## SELECTED PASSAGE:
————————

By Wickham Boyle
I live Downtown; I thought it was the bastion of liberalism. But in the hyper-divided country we now inhabit, sadly similar to Civil War divisions, one can never be sure who wears blue and who wears gray.
I was volunteering at one of the Downtown schools. Volunteers are the backbone of any school and we were a hive of activity as we put the final touches on our annual action. I was brought in to write the copy for the catalog — at least writers are seen as having a tangible skill. As we noodled with the items and copy, another mom quipped, “Well you are all happy enough to borrow my giant Republican S.U.V. when you need to haul stuff around, but otherwise I get made fun of.”
I retorted that I had a perfectly capacious 8-year-old Subaru station wagon that still got 28 miles to the gallon, but that was not enough for me. I was stunned to have a Republican in our midst. I admit that I went for this woman’s jugular every chance I got during this long meeting. In creating our “cute packages” I noticed an enormous, remote control, gas-guzzling truck and also in the pile of donations was a children’s book on voting. I wanted to pair the two into an item, “Never too young to learn how to vote out the administration.”
The woman was insulted. She was further riled when I suggested putting a basket of dog biscuits with a dog bed in a hypothetical package called “Doggy Style.” Never mind that I suggested coupling the vintage Beatrix Potter books with the sex toy made famous on “Sex and the City,” for my dream package called, “the Real Rabbit.” To me it was all kidding, as I dubbed myself “the Cunning Linguist.”

————————

## EXCERPTED DATA:

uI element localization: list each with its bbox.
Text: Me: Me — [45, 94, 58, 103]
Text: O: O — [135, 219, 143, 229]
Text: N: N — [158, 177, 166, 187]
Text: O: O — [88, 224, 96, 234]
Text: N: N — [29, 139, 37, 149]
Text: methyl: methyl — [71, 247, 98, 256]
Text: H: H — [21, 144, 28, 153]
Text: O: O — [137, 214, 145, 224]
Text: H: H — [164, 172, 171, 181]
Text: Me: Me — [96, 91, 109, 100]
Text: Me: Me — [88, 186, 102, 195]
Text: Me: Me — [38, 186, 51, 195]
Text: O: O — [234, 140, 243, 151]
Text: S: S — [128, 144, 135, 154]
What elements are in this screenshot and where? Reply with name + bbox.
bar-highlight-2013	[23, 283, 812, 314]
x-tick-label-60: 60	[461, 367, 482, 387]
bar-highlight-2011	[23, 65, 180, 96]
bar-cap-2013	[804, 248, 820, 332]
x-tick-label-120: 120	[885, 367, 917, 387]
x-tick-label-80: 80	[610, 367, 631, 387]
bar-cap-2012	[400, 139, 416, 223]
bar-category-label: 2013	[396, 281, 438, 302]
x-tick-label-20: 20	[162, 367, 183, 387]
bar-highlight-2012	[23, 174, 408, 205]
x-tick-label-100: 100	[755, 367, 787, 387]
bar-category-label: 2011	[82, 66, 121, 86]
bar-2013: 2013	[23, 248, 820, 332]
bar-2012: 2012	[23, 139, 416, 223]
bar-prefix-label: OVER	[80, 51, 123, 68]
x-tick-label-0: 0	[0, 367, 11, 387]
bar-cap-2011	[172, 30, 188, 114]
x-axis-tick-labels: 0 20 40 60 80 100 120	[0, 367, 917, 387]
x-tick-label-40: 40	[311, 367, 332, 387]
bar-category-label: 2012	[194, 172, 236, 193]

————————

## TASK REQUIREMENTS:
**a.** In the Downtown school essay, what names did the writer propose for the packages or items being put together?
**b.** Return, word for word, the stretch of the Downtown school essay from "By Wickham Boyle" through "who wears gray.".

## EXPECTED RESPONSES:
**a.**
- "Never too young to learn how to vote out the administration."
- "Doggy Style"
- "the Real Rabbit"

**b.**
By Wickham Boyle
I live Downtown; I thought it was the bastion of liberalism. But in the hyper-divided country we now inhabit, sadly similar to Civil War divisions, one can never be sure who wears blue and who wears gray.